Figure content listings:
--------------------------------------------------

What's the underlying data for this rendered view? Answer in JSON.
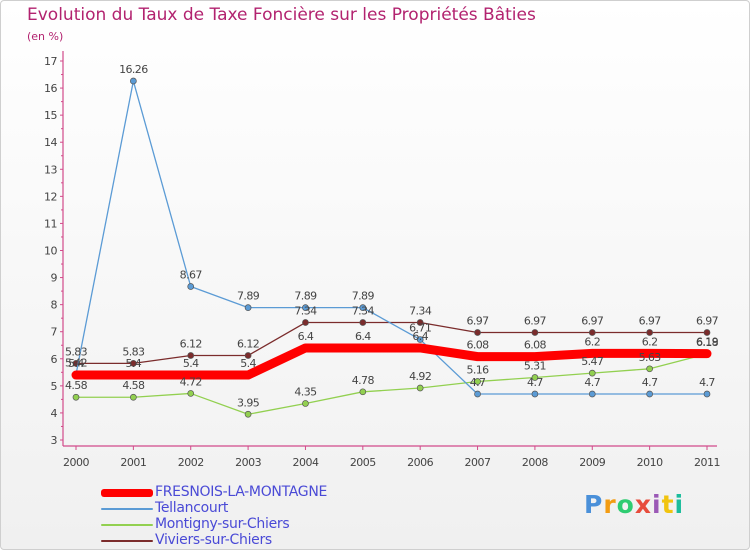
{
  "header": {
    "title": "Evolution du Taux de Taxe Foncière sur les Propriétés Bâties",
    "subtitle": "(en %)"
  },
  "logo": {
    "text": "Proxiti",
    "colors": [
      "#4a90d9",
      "#f39c12",
      "#2ecc71",
      "#e74c3c",
      "#9b59b6",
      "#f1c40f",
      "#1abc9c"
    ]
  },
  "chart_data": {
    "type": "line",
    "title": "Evolution du Taux de Taxe Foncière sur les Propriétés Bâties",
    "ylabel": "(en %)",
    "xlabel": "",
    "ylim": [
      3,
      17
    ],
    "yticks": [
      3,
      4,
      5,
      6,
      7,
      8,
      9,
      10,
      11,
      12,
      13,
      14,
      15,
      16,
      17
    ],
    "grid": false,
    "legend_position": "bottom-left",
    "categories": [
      "2000",
      "2001",
      "2002",
      "2003",
      "2004",
      "2005",
      "2006",
      "2007",
      "2008",
      "2009",
      "2010",
      "2011"
    ],
    "series": [
      {
        "name": "FRESNOIS-LA-MONTAGNE",
        "color": "#ff0000",
        "values": [
          5.4,
          5.4,
          5.4,
          5.4,
          6.4,
          6.4,
          6.4,
          6.08,
          6.08,
          6.2,
          6.2,
          6.19
        ],
        "labels": [
          "5.4",
          "5.4",
          "5.4",
          "5.4",
          "6.4",
          "6.4",
          "6.4",
          "6.08",
          "6.08",
          "6.2",
          "6.2",
          "6.19"
        ]
      },
      {
        "name": "Tellancourt",
        "color": "#5b9bd5",
        "values": [
          5.42,
          16.26,
          8.67,
          7.89,
          7.89,
          7.89,
          6.71,
          4.7,
          4.7,
          4.7,
          4.7,
          4.7
        ],
        "labels": [
          "5.42",
          "16.26",
          "8.67",
          "7.89",
          "7.89",
          "7.89",
          "6.71",
          "4.7",
          "4.7",
          "4.7",
          "4.7",
          "4.7"
        ]
      },
      {
        "name": "Montigny-sur-Chiers",
        "color": "#92d050",
        "values": [
          4.58,
          4.58,
          4.72,
          3.95,
          4.35,
          4.78,
          4.92,
          5.16,
          5.31,
          5.47,
          5.63,
          6.18
        ],
        "labels": [
          "4.58",
          "4.58",
          "4.72",
          "3.95",
          "4.35",
          "4.78",
          "4.92",
          "5.16",
          "5.31",
          "5.47",
          "5.63",
          "6.18"
        ]
      },
      {
        "name": "Viviers-sur-Chiers",
        "color": "#7b2c2c",
        "values": [
          5.83,
          5.83,
          6.12,
          6.12,
          7.34,
          7.34,
          7.34,
          6.97,
          6.97,
          6.97,
          6.97,
          6.97
        ],
        "labels": [
          "5.83",
          "5.83",
          "6.12",
          "6.12",
          "7.34",
          "7.34",
          "7.34",
          "6.97",
          "6.97",
          "6.97",
          "6.97",
          "6.97"
        ]
      }
    ]
  }
}
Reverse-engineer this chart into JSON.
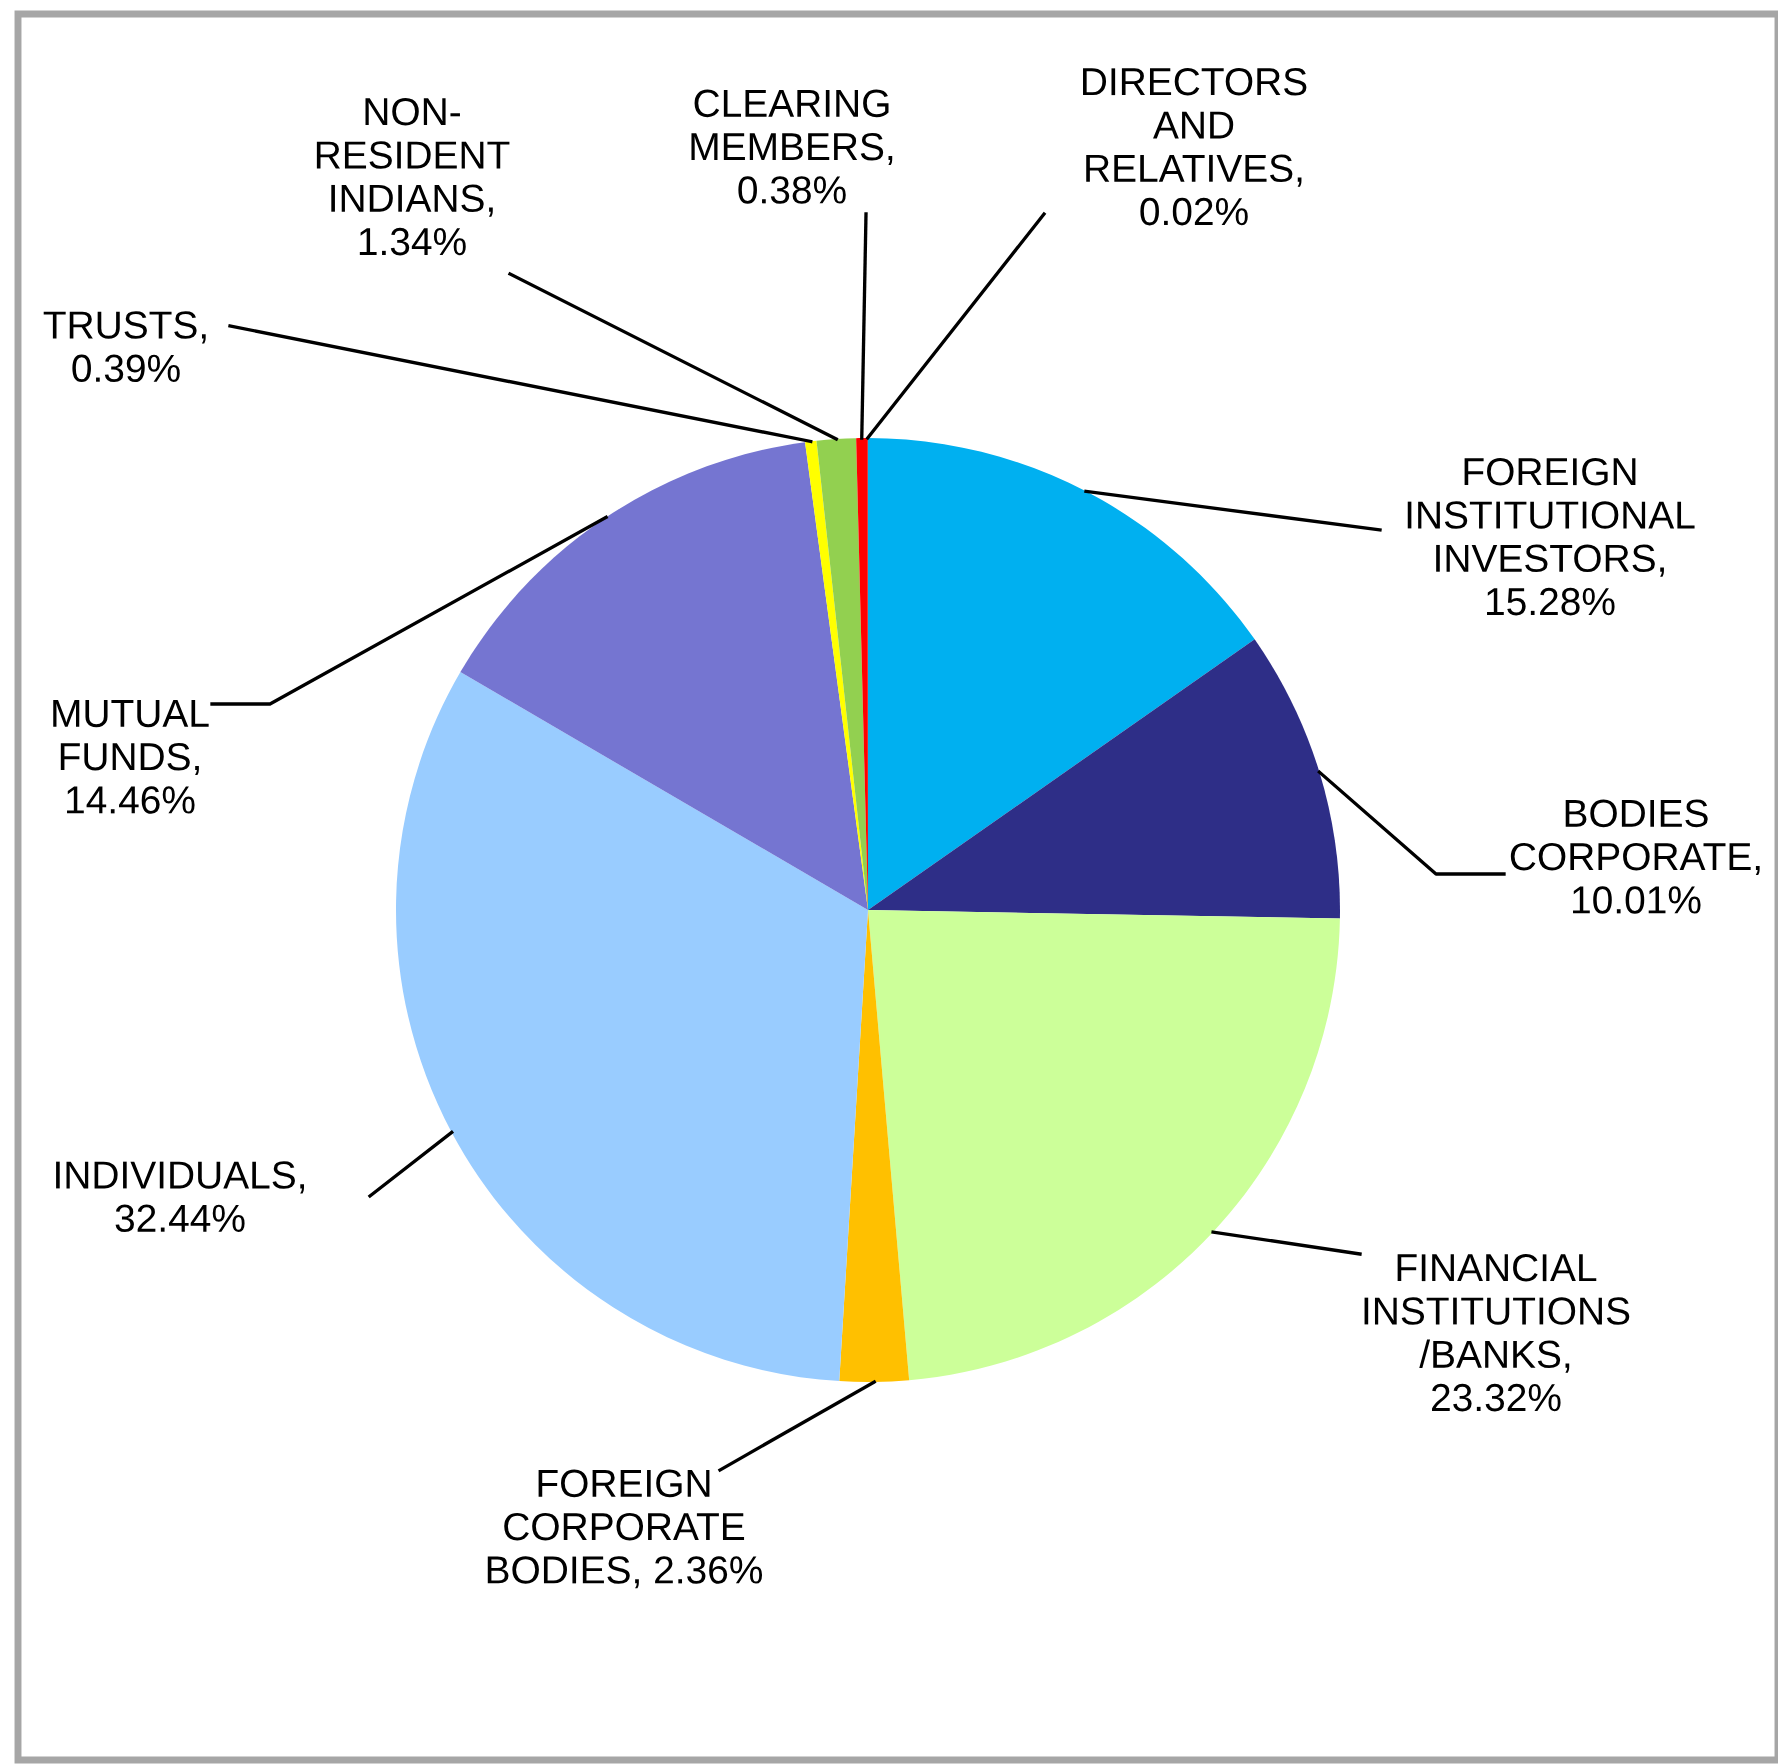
{
  "chart_data": {
    "type": "pie",
    "categories": [
      "FOREIGN\nINSTITUTIONAL\nINVESTORS,\n15.28%",
      "BODIES\nCORPORATE,\n10.01%",
      "FINANCIAL\nINSTITUTIONS\n/BANKS,\n23.32%",
      "FOREIGN\nCORPORATE\nBODIES, 2.36%",
      "INDIVIDUALS,\n32.44%",
      "MUTUAL\nFUNDS,\n14.46%",
      "TRUSTS,\n0.39%",
      "NON-\nRESIDENT\nINDIANS,\n1.34%",
      "CLEARING\nMEMBERS,\n0.38%",
      "DIRECTORS\nAND\nRELATIVES,\n0.02%"
    ],
    "values": [
      15.28,
      10.01,
      23.32,
      2.36,
      32.44,
      14.46,
      0.39,
      1.34,
      0.38,
      0.02
    ],
    "colors": [
      "#00b0f0",
      "#2e2e87",
      "#ccff99",
      "#ffc000",
      "#99ccff",
      "#7575d1",
      "#ffff00",
      "#92d050",
      "#ff0000",
      "#c00000"
    ]
  }
}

--------------------------------------------------

Set problem
Copy each line above that contains the word "this".

Task response
What's the underlying data for this rendered view? Answer in JSON.
Reverse-engineer this chart into JSON.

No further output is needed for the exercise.